Short exercise —
Pull out every line of the listing below where "structured" appears.

Figure collection entries:
━━━━━━━━
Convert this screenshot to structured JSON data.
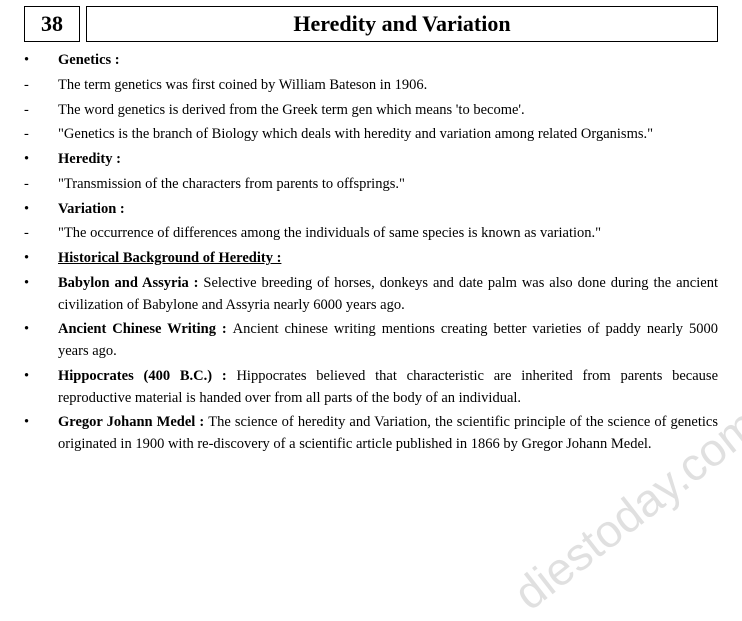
{
  "chapter_number": "38",
  "chapter_title": "Heredity and Variation",
  "watermark": "diestoday.com",
  "lines": [
    {
      "marker": "•",
      "bold": true,
      "underline": false,
      "runin": "",
      "text": "Genetics  :"
    },
    {
      "marker": "-",
      "bold": false,
      "underline": false,
      "runin": "",
      "text": "The term genetics was first coined by William Bateson in 1906."
    },
    {
      "marker": "-",
      "bold": false,
      "underline": false,
      "runin": "",
      "text": "The word genetics is derived from the Greek term gen which means 'to become'."
    },
    {
      "marker": "-",
      "bold": false,
      "underline": false,
      "runin": "",
      "text": "\"Genetics is the branch of Biology which deals with heredity and variation among related Organisms.\""
    },
    {
      "marker": "•",
      "bold": true,
      "underline": false,
      "runin": "",
      "text": "Heredity  :"
    },
    {
      "marker": "-",
      "bold": false,
      "underline": false,
      "runin": "",
      "text": "\"Transmission of the characters from parents to offsprings.\""
    },
    {
      "marker": "•",
      "bold": true,
      "underline": false,
      "runin": "",
      "text": "Variation :"
    },
    {
      "marker": "-",
      "bold": false,
      "underline": false,
      "runin": "",
      "text": "\"The occurrence of differences among the individuals of same species is known as variation.\""
    },
    {
      "marker": "•",
      "bold": true,
      "underline": true,
      "runin": "",
      "text": "Historical  Background  of   Heredity  :"
    },
    {
      "marker": "•",
      "bold": false,
      "underline": false,
      "runin": "Babylon and Assyria : ",
      "text": "Selective breeding of horses, donkeys and date palm was also done during the ancient civilization of  Babylone and Assyria nearly 6000 years ago."
    },
    {
      "marker": "•",
      "bold": false,
      "underline": false,
      "runin": "Ancient Chinese Writing : ",
      "text": "Ancient chinese writing mentions creating better varieties of  paddy nearly 5000 years ago."
    },
    {
      "marker": "•",
      "bold": false,
      "underline": false,
      "runin": "Hippocrates (400 B.C.) : ",
      "text": "Hippocrates believed that characteristic are inherited from parents because reproductive material is handed over from all parts of the body of an individual."
    },
    {
      "marker": "•",
      "bold": false,
      "underline": false,
      "runin": "Gregor Johann Medel : ",
      "text": "The science of heredity and Variation, the scientific principle of the science of genetics originated in 1900 with re-discovery of a scientific article published in 1866 by Gregor Johann Medel."
    }
  ]
}
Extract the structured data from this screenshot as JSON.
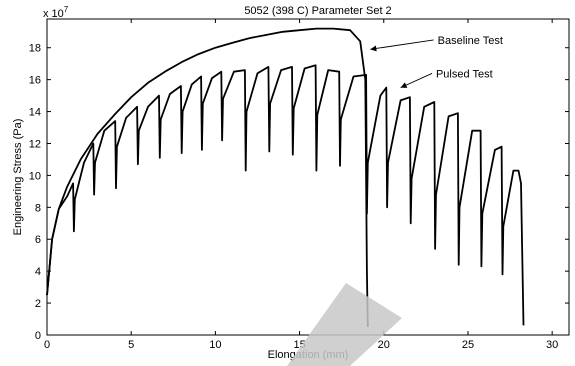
{
  "chart_data": {
    "type": "line",
    "title": "5052 (398 C) Parameter Set 2",
    "xlabel": "Elongation (mm)",
    "ylabel": "Engineering Stress (Pa)",
    "y_exponent_label": "x 10",
    "y_exponent_power": "7",
    "xlim": [
      0,
      31
    ],
    "ylim": [
      0,
      19.8
    ],
    "xticks": [
      0,
      5,
      10,
      15,
      20,
      25,
      30
    ],
    "yticks": [
      0,
      2,
      4,
      6,
      8,
      10,
      12,
      14,
      16,
      18
    ],
    "grid": false,
    "legend": "none",
    "series": [
      {
        "name": "Baseline Test",
        "x": [
          0,
          0.3,
          0.7,
          1.2,
          2,
          3,
          4,
          5,
          6,
          7,
          8,
          9,
          10,
          11,
          12,
          13,
          14,
          15,
          16,
          17,
          18,
          18.6,
          18.9,
          19.0,
          19.05
        ],
        "y": [
          2.5,
          6.0,
          7.9,
          9.3,
          11.0,
          12.6,
          13.8,
          14.9,
          15.8,
          16.5,
          17.1,
          17.6,
          18.0,
          18.3,
          18.6,
          18.8,
          19.0,
          19.1,
          19.2,
          19.2,
          19.1,
          18.4,
          16.0,
          4.0,
          0.5
        ]
      },
      {
        "name": "Pulsed Test",
        "x": [
          0.0,
          0.3,
          0.7,
          1.2,
          1.55,
          1.6,
          1.65,
          2.2,
          2.75,
          2.8,
          2.85,
          3.4,
          4.05,
          4.1,
          4.15,
          4.7,
          5.35,
          5.4,
          5.45,
          6.0,
          6.65,
          6.7,
          6.75,
          7.3,
          7.95,
          8.0,
          8.05,
          8.6,
          9.15,
          9.2,
          9.25,
          9.8,
          10.35,
          10.4,
          10.45,
          11.1,
          11.75,
          11.8,
          11.85,
          12.5,
          13.15,
          13.2,
          13.25,
          13.9,
          14.55,
          14.6,
          14.65,
          15.3,
          15.95,
          16.0,
          16.05,
          16.7,
          17.35,
          17.4,
          17.45,
          18.2,
          18.95,
          19.0,
          19.05,
          19.8,
          20.15,
          20.2,
          20.25,
          21.0,
          21.55,
          21.6,
          21.65,
          22.4,
          23.0,
          23.05,
          23.1,
          23.85,
          24.4,
          24.45,
          24.5,
          25.25,
          25.75,
          25.8,
          25.85,
          26.6,
          27.0,
          27.05,
          27.1,
          27.7,
          28.0,
          28.15,
          28.3
        ],
        "y": [
          2.5,
          6.0,
          7.9,
          8.7,
          9.5,
          6.5,
          8.5,
          10.8,
          12.0,
          8.8,
          10.8,
          12.8,
          13.4,
          9.2,
          11.8,
          13.6,
          14.3,
          10.7,
          12.8,
          14.3,
          15.0,
          11.1,
          13.5,
          15.1,
          15.6,
          11.4,
          14.0,
          15.7,
          16.2,
          11.6,
          14.5,
          16.1,
          16.5,
          12.2,
          14.8,
          16.5,
          16.6,
          10.3,
          14.0,
          16.4,
          16.8,
          11.5,
          14.5,
          16.6,
          16.8,
          11.3,
          14.2,
          16.7,
          16.9,
          10.3,
          13.8,
          16.6,
          16.5,
          10.6,
          13.5,
          16.2,
          16.3,
          7.6,
          10.8,
          15.0,
          15.5,
          8.0,
          10.8,
          14.7,
          14.9,
          7.0,
          9.8,
          14.3,
          14.6,
          5.4,
          8.8,
          13.7,
          13.9,
          4.4,
          8.0,
          12.8,
          12.8,
          4.3,
          7.6,
          11.6,
          11.8,
          3.8,
          6.8,
          10.3,
          10.3,
          9.5,
          0.6
        ]
      }
    ],
    "annotations": [
      {
        "text": "Baseline Test",
        "x": 23.2,
        "y": 18.3,
        "arrow_to_x": 19.2,
        "arrow_to_y": 17.9
      },
      {
        "text": "Pulsed Test",
        "x": 23.1,
        "y": 16.2,
        "arrow_to_x": 21.0,
        "arrow_to_y": 15.5
      }
    ]
  }
}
━━━━━━━━
Answer to the problem —
Convert this screenshot to structured JSON data.
Extract the structured data from this screenshot as JSON.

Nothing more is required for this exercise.